[Instructions to follow]: Write out each line word for word. Drop pictures.
--- start of Data entries ---
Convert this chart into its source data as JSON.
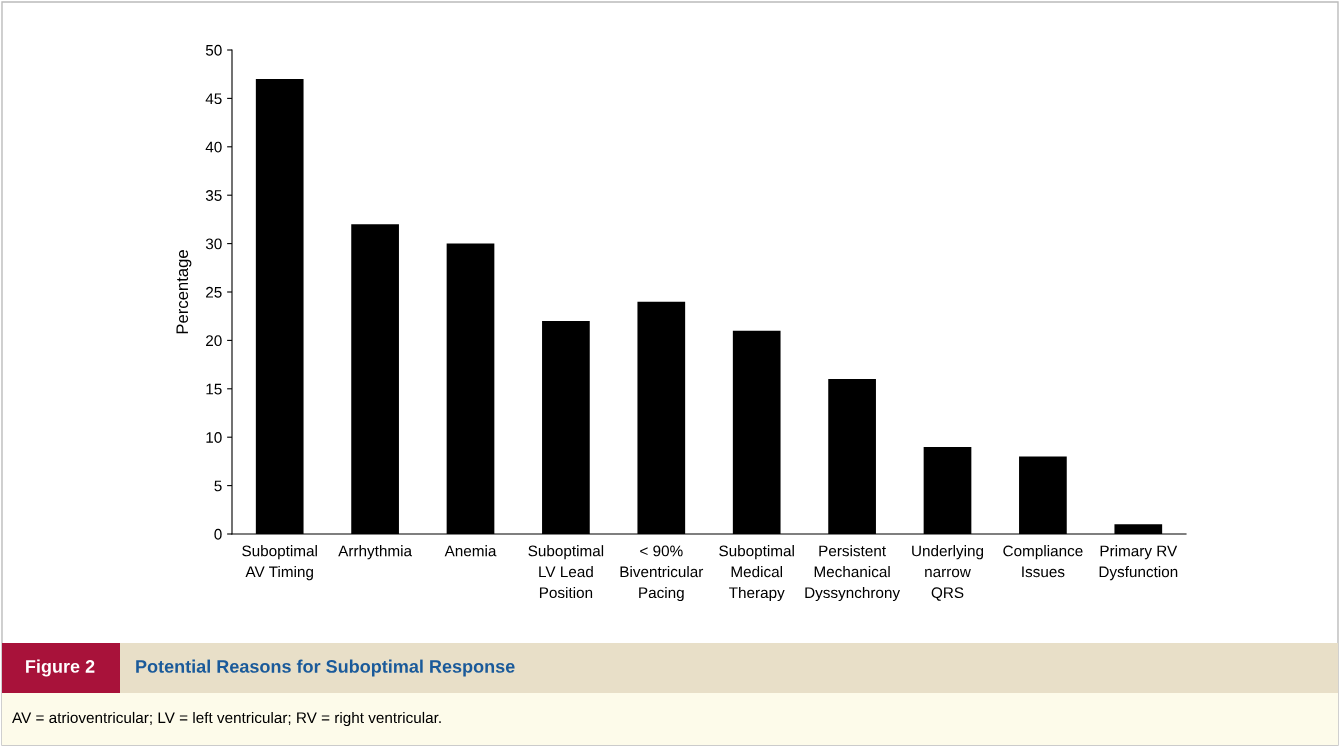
{
  "chart_data": {
    "type": "bar",
    "subtitle": "Figure 2",
    "title": "Potential Reasons for Suboptimal Response",
    "ylabel": "Percentage",
    "categories": [
      "Suboptimal\nAV Timing",
      "Arrhythmia",
      "Anemia",
      "Suboptimal\nLV Lead\nPosition",
      "< 90%\nBiventricular\nPacing",
      "Suboptimal\nMedical\nTherapy",
      "Persistent\nMechanical\nDyssynchrony",
      "Underlying\nnarrow\nQRS",
      "Compliance\nIssues",
      "Primary RV\nDysfunction"
    ],
    "values": [
      47,
      32,
      30,
      22,
      24,
      21,
      16,
      9,
      8,
      1
    ],
    "color": "#000000",
    "ylim": [
      0,
      50
    ],
    "yticks": [
      0,
      5,
      10,
      15,
      20,
      25,
      30,
      35,
      40,
      45,
      50
    ],
    "grid": false,
    "legend": false,
    "annotations": [
      "AV = atrioventricular; LV = left ventricular; RV = right ventricular."
    ]
  }
}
--- end of Data entries ---
[The answer]:
Convert this chart into its source data as JSON.
{
  "chart_data": {
    "type": "bar",
    "subtitle": "Figure 2",
    "title": "Potential Reasons for Suboptimal Response",
    "ylabel": "Percentage",
    "categories": [
      "Suboptimal\nAV Timing",
      "Arrhythmia",
      "Anemia",
      "Suboptimal\nLV Lead\nPosition",
      "< 90%\nBiventricular\nPacing",
      "Suboptimal\nMedical\nTherapy",
      "Persistent\nMechanical\nDyssynchrony",
      "Underlying\nnarrow\nQRS",
      "Compliance\nIssues",
      "Primary RV\nDysfunction"
    ],
    "values": [
      47,
      32,
      30,
      22,
      24,
      21,
      16,
      9,
      8,
      1
    ],
    "color": "#000000",
    "ylim": [
      0,
      50
    ],
    "yticks": [
      0,
      5,
      10,
      15,
      20,
      25,
      30,
      35,
      40,
      45,
      50
    ],
    "grid": false,
    "legend": false,
    "annotations": [
      "AV = atrioventricular; LV = left ventricular; RV = right ventricular."
    ]
  }
}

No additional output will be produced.